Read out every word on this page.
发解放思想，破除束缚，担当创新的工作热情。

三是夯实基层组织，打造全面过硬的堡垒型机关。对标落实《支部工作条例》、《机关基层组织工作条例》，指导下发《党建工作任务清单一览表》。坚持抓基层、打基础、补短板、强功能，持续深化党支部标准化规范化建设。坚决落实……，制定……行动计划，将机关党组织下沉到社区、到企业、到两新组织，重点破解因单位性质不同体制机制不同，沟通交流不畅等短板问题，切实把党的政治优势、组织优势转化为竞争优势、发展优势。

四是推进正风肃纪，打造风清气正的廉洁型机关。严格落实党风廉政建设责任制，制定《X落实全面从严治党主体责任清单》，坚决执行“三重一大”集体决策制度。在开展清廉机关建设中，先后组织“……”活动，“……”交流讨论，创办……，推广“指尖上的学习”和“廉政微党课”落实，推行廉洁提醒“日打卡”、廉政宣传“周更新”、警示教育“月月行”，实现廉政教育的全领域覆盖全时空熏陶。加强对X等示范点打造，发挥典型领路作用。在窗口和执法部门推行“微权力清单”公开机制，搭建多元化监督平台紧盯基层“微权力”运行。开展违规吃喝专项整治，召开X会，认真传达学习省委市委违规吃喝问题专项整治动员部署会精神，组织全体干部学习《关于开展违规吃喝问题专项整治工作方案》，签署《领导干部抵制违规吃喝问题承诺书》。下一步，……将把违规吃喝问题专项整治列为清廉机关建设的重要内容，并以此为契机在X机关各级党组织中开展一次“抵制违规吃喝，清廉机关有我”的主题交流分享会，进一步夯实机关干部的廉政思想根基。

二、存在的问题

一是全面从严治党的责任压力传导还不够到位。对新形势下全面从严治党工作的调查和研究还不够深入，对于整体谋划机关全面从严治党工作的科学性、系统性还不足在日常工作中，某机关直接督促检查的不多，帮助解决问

-*-*-

> **Short exercise**
Please output the entire listing exactly as it stands.

> **Solution to this problem**
Read out every word on this page.
发解放思想，破除束缚，担当创新的工作热情。

三是夯实基层组织，打造全面过硬的堡垒型机关。对标落实《支部工作条例》、《机关基层组织工作条例》，指导下发《党建工作任务清单一览表》。坚持抓基层、打基础、补短板、强功能，持续深化党支部标准化规范化建设。坚决落实……，制定……行动计划，将机关党组织下沉到社区、到企业、到两新组织，重点破解因单位性质不同体制机制不同，沟通交流不畅等短板问题，切实把党的政治优势、组织优势转化为竞争优势、发展优势。

四是推进正风肃纪，打造风清气正的廉洁型机关。严格落实党风廉政建设责任制，制定《X落实全面从严治党主体责任清单》，坚决执行“三重一大”集体决策制度。在开展清廉机关建设中，先后组织“……”活动，“……”交流讨论，创办……，推广“指尖上的学习”和“廉政微党课”落实，推行廉洁提醒“日打卡”、廉政宣传“周更新”、警示教育“月月行”，实现廉政教育的全领域覆盖全时空熏陶。加强对X等示范点打造，发挥典型领路作用。在窗口和执法部门推行“微权力清单”公开机制，搭建多元化监督平台紧盯基层“微权力”运行。开展违规吃喝专项整治，召开X会，认真传达学习省委市委违规吃喝问题专项整治动员部署会精神，组织全体干部学习《关于开展违规吃喝问题专项整治工作方案》，签署《领导干部抵制违规吃喝问题承诺书》。下一步，……将把违规吃喝问题专项整治列为清廉机关建设的重要内容，并以此为契机在X机关各级党组织中开展一次“抵制违规吃喝，清廉机关有我”的主题交流分享会，进一步夯实机关干部的廉政思想根基。

二、存在的问题

一是全面从严治党的责任压力传导还不够到位。对新形势下全面从严治党工作的调查和研究还不够深入，对于整体谋划机关全面从严治党工作的科学性、系统性还不足在日常工作中，某机关直接督促检查的不多，帮助解决问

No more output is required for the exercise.